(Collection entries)
====================
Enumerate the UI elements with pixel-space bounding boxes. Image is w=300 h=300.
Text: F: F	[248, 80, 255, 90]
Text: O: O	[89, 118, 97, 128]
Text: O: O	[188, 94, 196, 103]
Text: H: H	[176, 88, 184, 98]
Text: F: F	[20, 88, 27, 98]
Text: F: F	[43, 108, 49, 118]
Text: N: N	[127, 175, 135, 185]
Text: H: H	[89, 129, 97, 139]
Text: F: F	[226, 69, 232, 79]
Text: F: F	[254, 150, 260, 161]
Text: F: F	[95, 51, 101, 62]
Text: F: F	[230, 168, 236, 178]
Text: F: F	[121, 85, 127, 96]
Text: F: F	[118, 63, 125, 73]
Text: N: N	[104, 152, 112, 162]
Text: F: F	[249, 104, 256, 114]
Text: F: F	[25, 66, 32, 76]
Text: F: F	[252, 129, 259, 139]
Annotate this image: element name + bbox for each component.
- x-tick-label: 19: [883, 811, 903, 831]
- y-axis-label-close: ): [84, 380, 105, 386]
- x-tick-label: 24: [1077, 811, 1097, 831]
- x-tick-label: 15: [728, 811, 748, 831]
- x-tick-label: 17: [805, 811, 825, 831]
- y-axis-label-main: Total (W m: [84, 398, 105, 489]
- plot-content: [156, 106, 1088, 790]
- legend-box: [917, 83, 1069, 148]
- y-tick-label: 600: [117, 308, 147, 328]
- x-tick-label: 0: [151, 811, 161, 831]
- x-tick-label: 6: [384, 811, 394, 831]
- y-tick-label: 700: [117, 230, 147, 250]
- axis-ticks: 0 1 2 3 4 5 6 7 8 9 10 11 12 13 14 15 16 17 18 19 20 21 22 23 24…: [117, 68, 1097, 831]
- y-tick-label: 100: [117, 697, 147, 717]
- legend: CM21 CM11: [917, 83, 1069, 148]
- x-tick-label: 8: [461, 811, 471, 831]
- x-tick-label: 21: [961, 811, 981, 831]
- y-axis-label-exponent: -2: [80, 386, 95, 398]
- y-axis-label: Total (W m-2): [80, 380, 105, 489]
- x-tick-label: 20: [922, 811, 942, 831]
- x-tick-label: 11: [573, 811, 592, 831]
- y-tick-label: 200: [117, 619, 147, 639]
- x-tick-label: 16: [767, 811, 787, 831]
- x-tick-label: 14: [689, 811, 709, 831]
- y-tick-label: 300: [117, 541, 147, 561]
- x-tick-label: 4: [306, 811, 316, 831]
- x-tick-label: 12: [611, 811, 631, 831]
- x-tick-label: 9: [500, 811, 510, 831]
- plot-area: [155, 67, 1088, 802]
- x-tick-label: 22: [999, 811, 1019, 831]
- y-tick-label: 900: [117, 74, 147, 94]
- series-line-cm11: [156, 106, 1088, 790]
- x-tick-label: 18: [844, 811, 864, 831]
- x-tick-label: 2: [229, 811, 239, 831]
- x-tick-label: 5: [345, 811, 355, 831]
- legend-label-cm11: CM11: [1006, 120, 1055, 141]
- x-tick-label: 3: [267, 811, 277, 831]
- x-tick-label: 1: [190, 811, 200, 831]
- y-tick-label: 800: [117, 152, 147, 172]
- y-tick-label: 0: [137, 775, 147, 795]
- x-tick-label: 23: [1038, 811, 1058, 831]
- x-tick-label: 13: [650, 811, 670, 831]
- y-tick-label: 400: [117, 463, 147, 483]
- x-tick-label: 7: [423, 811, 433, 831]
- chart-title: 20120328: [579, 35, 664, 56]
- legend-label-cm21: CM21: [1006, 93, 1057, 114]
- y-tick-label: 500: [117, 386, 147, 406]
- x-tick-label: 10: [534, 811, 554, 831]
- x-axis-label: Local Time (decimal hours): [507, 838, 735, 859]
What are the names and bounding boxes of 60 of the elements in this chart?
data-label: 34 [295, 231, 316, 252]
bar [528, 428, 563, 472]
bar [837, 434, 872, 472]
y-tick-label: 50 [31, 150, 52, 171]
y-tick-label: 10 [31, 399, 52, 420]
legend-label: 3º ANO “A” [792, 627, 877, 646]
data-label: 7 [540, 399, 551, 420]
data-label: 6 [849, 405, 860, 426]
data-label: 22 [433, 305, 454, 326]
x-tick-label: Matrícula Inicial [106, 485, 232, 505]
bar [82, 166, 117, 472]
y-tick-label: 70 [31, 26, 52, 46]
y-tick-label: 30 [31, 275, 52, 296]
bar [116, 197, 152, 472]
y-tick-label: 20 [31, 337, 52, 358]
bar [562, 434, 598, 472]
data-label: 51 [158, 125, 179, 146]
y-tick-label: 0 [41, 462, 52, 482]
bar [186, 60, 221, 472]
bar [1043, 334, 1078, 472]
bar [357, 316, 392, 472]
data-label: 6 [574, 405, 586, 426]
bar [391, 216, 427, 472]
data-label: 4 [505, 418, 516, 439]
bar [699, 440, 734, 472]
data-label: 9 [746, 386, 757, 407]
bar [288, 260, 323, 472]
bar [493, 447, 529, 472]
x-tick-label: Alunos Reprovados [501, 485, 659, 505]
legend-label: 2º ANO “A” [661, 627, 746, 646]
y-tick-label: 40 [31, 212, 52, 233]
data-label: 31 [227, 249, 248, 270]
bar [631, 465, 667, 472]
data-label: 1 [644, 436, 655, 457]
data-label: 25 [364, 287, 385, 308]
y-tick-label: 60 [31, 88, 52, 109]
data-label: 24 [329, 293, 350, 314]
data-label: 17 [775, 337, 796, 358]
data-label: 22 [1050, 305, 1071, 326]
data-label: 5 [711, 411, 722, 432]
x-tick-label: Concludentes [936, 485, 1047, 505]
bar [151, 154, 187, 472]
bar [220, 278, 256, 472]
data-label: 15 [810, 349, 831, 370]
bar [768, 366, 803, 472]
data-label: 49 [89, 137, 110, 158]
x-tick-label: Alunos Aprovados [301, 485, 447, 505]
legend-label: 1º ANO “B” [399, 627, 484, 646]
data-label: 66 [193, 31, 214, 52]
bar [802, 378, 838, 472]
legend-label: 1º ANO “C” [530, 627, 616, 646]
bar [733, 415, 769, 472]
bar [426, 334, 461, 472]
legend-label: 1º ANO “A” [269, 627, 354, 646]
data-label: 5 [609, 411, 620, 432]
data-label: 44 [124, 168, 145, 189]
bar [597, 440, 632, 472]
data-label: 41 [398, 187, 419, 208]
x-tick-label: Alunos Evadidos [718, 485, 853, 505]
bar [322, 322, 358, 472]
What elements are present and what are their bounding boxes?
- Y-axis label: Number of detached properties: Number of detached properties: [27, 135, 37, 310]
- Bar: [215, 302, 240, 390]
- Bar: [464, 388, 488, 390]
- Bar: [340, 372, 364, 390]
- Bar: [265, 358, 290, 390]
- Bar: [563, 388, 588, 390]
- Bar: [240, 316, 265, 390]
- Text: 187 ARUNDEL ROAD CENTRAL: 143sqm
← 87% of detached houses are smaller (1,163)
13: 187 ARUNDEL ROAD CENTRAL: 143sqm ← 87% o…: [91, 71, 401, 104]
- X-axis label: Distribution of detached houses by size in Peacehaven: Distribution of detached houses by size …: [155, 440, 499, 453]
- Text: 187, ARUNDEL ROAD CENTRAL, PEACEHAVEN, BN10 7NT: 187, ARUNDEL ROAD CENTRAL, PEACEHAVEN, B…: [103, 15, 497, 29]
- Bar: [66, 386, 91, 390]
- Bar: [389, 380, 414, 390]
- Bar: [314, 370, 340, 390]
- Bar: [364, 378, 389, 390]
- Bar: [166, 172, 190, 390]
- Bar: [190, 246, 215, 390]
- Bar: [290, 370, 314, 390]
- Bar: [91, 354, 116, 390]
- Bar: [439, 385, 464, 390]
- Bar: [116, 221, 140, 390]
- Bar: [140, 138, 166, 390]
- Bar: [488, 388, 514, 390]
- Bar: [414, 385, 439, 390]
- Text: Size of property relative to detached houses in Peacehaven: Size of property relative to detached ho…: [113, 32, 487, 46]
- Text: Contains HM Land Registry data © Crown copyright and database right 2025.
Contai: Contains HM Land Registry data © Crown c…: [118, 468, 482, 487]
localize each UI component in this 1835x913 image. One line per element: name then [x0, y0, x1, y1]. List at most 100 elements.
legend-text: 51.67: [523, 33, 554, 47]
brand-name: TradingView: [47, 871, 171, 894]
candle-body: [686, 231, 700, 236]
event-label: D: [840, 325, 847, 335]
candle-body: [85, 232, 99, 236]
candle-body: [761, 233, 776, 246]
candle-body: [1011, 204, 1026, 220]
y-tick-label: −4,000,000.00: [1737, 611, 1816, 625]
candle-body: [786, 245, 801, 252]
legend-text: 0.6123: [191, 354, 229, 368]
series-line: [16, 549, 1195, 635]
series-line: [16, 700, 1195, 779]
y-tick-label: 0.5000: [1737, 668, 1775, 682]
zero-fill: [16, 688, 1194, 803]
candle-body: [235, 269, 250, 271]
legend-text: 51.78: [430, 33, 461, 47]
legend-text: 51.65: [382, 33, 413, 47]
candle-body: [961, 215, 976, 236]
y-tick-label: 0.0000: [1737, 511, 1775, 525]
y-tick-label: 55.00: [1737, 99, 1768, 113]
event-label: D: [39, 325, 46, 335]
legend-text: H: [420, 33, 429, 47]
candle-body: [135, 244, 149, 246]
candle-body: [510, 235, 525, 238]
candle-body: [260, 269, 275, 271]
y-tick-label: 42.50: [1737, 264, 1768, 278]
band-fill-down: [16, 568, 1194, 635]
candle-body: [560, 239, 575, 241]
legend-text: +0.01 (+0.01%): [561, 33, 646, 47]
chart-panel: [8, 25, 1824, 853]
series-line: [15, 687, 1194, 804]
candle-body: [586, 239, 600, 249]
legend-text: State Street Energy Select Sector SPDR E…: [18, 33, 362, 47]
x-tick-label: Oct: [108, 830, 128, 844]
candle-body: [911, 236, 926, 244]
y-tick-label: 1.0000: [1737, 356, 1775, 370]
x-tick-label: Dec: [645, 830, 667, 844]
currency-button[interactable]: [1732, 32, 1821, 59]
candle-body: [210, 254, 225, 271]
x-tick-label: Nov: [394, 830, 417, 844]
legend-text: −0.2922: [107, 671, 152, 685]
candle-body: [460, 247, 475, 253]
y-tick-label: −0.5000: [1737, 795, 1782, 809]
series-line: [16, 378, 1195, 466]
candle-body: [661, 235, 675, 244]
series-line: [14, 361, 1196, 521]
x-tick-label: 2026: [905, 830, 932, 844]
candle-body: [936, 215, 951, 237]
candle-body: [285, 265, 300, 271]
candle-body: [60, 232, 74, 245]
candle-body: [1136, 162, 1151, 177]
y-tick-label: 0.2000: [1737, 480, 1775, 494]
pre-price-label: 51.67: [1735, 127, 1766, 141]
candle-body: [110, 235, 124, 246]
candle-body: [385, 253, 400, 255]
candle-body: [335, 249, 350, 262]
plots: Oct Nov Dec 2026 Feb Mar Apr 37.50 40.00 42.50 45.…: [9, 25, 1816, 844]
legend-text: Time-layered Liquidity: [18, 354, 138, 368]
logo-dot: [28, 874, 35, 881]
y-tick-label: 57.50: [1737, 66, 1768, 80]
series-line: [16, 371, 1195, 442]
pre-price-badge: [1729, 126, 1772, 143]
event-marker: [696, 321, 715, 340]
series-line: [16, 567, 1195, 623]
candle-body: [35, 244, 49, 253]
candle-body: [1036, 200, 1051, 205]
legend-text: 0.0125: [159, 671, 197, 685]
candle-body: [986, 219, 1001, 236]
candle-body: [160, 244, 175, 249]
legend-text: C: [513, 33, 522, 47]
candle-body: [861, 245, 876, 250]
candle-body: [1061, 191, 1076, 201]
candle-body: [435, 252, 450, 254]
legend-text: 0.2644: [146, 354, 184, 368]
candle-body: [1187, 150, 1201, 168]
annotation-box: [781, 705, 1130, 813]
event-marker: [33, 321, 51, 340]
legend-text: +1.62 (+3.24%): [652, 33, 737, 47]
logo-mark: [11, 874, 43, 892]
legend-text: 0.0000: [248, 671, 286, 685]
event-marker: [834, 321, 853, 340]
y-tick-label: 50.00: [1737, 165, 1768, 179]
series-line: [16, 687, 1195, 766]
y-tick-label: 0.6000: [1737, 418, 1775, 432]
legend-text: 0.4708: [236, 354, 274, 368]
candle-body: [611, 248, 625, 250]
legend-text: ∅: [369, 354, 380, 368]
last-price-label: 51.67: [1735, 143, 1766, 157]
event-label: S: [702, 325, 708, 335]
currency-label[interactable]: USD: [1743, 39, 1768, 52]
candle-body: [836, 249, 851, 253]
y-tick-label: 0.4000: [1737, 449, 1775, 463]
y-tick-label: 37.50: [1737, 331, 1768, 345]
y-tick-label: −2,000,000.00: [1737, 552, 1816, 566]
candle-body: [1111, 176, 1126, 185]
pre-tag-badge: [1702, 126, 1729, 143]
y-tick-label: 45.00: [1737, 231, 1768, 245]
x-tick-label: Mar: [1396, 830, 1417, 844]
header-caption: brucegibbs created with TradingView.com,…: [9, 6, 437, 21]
====================
Extract, without any alteration, the lines that run from the start of the collection entries through the line containing "175, 135, 185]", both included.

# WRITTEN RESPONSE
Enumerate the UI elements with pixel-space bounding boxes. Image is w=300 h=300.
Text: F: F	[248, 80, 255, 90]
Text: O: O	[89, 118, 97, 128]
Text: O: O	[188, 94, 196, 103]
Text: H: H	[176, 88, 184, 98]
Text: F: F	[20, 88, 27, 98]
Text: F: F	[43, 108, 49, 118]
Text: N: N	[127, 175, 135, 185]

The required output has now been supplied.